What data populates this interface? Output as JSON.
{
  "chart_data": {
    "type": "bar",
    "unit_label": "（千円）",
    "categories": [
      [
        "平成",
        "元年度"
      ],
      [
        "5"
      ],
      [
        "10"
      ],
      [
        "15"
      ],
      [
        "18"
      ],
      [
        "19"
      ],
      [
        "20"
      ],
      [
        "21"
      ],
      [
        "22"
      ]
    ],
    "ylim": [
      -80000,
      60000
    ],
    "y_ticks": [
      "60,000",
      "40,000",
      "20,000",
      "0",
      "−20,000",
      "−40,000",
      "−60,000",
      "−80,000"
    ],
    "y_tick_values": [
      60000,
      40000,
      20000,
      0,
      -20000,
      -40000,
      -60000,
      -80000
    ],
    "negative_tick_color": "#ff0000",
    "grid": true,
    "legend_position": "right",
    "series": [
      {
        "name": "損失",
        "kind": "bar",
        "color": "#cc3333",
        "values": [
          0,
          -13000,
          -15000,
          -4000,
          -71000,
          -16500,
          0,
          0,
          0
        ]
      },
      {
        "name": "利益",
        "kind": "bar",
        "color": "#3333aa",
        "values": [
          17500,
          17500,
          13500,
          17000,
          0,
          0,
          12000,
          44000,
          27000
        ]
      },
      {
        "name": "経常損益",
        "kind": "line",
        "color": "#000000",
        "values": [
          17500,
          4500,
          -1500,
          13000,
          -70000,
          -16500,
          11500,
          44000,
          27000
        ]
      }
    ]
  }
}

Goal: Extract the entries above verbatim.

Output below:
What data populates this interface? Output as JSON.
{
  "chart_data": {
    "type": "bar",
    "unit_label": "（千円）",
    "categories": [
      [
        "平成",
        "元年度"
      ],
      [
        "5"
      ],
      [
        "10"
      ],
      [
        "15"
      ],
      [
        "18"
      ],
      [
        "19"
      ],
      [
        "20"
      ],
      [
        "21"
      ],
      [
        "22"
      ]
    ],
    "ylim": [
      -80000,
      60000
    ],
    "y_ticks": [
      "60,000",
      "40,000",
      "20,000",
      "0",
      "−20,000",
      "−40,000",
      "−60,000",
      "−80,000"
    ],
    "y_tick_values": [
      60000,
      40000,
      20000,
      0,
      -20000,
      -40000,
      -60000,
      -80000
    ],
    "negative_tick_color": "#ff0000",
    "grid": true,
    "legend_position": "right",
    "series": [
      {
        "name": "損失",
        "kind": "bar",
        "color": "#cc3333",
        "values": [
          0,
          -13000,
          -15000,
          -4000,
          -71000,
          -16500,
          0,
          0,
          0
        ]
      },
      {
        "name": "利益",
        "kind": "bar",
        "color": "#3333aa",
        "values": [
          17500,
          17500,
          13500,
          17000,
          0,
          0,
          12000,
          44000,
          27000
        ]
      },
      {
        "name": "経常損益",
        "kind": "line",
        "color": "#000000",
        "values": [
          17500,
          4500,
          -1500,
          13000,
          -70000,
          -16500,
          11500,
          44000,
          27000
        ]
      }
    ]
  }
}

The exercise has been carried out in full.